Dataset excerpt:
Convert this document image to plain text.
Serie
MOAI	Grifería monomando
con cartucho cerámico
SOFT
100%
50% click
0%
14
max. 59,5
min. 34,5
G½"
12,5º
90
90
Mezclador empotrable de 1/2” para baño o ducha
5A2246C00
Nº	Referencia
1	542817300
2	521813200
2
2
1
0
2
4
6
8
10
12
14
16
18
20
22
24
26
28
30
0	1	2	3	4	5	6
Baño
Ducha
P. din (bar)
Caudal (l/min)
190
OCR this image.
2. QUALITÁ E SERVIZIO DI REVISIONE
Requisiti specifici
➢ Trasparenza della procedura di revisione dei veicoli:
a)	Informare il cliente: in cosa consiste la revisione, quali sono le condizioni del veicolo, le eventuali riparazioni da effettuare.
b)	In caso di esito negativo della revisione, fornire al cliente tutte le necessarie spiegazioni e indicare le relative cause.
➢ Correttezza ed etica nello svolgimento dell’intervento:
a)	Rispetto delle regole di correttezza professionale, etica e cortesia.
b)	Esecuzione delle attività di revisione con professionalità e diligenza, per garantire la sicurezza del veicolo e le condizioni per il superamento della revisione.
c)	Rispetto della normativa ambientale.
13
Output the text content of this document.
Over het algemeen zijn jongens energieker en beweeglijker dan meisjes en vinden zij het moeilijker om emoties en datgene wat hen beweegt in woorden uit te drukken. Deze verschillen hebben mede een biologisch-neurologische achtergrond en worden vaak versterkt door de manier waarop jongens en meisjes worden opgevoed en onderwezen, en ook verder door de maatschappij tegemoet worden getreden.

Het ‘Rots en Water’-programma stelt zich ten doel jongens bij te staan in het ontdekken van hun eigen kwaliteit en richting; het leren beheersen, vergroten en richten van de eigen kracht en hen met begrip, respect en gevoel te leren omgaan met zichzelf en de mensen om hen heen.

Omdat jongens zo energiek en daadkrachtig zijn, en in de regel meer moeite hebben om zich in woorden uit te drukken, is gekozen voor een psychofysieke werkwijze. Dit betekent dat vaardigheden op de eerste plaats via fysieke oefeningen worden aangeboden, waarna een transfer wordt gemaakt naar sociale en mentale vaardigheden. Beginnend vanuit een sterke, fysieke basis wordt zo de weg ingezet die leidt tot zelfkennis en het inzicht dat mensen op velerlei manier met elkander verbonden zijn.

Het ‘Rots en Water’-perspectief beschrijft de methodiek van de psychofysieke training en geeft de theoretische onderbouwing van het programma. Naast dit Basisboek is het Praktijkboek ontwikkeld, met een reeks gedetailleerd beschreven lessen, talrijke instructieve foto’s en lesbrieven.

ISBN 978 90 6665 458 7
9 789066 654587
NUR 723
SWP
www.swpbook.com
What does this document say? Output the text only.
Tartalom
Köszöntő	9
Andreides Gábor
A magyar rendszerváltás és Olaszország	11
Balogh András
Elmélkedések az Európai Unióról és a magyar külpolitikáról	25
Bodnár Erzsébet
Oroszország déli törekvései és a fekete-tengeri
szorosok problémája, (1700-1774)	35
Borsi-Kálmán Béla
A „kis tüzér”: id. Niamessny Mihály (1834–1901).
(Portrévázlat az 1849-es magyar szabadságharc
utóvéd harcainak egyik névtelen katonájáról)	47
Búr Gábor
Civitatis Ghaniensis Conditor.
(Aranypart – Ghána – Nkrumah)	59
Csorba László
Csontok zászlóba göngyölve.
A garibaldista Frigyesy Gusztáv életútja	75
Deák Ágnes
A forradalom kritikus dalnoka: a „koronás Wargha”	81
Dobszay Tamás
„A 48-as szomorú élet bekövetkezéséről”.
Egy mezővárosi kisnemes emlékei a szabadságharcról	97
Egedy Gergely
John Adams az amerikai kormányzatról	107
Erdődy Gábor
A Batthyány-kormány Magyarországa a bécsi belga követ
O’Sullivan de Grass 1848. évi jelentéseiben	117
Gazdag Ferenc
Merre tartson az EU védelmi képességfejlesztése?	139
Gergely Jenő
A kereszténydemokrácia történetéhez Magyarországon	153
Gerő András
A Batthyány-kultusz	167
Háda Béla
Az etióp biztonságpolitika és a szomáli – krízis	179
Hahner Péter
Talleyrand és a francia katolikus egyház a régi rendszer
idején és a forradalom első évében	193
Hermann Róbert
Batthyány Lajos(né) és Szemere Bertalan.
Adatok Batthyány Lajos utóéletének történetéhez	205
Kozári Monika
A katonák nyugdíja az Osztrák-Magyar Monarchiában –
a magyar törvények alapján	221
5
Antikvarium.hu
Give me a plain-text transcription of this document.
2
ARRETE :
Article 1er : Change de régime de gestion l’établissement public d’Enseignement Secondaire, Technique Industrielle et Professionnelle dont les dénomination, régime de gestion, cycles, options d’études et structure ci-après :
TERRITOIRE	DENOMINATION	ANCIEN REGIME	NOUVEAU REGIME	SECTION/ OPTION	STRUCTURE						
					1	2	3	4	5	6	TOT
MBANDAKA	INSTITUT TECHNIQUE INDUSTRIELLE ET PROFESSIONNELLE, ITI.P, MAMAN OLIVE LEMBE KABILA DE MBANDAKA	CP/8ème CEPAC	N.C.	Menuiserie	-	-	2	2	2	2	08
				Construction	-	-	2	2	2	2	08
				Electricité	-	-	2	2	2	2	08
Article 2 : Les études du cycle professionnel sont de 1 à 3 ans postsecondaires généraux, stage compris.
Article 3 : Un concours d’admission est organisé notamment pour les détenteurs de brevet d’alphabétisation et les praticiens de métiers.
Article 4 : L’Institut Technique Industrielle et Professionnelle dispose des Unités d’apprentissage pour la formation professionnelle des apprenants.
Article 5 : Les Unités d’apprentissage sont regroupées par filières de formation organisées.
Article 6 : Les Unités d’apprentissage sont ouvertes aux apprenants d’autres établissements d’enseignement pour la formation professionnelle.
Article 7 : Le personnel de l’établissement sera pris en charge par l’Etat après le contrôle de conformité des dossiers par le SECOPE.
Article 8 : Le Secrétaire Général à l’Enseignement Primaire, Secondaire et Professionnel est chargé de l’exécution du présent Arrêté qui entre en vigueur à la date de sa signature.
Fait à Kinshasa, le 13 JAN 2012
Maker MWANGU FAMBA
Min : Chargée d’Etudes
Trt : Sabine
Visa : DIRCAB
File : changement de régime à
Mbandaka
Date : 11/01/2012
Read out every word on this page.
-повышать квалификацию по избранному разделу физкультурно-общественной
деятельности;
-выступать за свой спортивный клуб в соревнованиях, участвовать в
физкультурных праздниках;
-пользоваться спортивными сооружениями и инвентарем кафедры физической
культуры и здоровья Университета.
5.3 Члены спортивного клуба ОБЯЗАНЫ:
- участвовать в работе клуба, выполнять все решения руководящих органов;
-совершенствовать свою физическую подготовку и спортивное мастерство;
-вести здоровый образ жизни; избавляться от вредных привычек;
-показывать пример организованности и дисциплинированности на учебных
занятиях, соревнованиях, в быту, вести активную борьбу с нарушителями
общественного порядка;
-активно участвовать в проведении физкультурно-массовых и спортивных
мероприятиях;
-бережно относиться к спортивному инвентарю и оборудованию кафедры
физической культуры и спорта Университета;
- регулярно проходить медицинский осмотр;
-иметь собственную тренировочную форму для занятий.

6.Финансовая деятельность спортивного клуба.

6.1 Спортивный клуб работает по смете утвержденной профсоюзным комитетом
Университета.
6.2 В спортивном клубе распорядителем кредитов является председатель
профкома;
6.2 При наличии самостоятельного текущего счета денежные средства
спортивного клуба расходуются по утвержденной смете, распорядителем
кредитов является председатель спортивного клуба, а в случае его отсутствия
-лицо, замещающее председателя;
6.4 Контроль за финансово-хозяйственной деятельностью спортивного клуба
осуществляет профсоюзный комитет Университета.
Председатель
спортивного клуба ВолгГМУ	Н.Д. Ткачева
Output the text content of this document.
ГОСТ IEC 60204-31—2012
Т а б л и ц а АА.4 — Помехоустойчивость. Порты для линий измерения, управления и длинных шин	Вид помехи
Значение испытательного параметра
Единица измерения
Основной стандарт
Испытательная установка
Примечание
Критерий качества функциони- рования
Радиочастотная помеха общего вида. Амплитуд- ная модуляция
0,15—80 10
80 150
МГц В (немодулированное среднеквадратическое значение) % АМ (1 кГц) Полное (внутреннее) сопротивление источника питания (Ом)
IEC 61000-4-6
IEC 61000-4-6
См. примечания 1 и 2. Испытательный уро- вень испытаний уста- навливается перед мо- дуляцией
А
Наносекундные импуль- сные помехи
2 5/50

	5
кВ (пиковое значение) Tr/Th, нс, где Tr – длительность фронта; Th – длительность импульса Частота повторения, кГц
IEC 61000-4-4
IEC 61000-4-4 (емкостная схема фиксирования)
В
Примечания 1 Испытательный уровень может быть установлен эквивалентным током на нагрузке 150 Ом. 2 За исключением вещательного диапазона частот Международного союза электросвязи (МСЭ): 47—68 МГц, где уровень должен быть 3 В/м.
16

### REQUIREMENTS:
Collect every line from the records above that contains the word "veicolo".

### FULL ANSWER:
a)	Informare il cliente: in cosa consiste la revisione, quali sono le condizioni del veicolo, le eventuali riparazioni da effettuare.
b)	Esecuzione delle attività di revisione con professionalità e diligenza, per garantire la sicurezza del veicolo e le condizioni per il superamento della revisione.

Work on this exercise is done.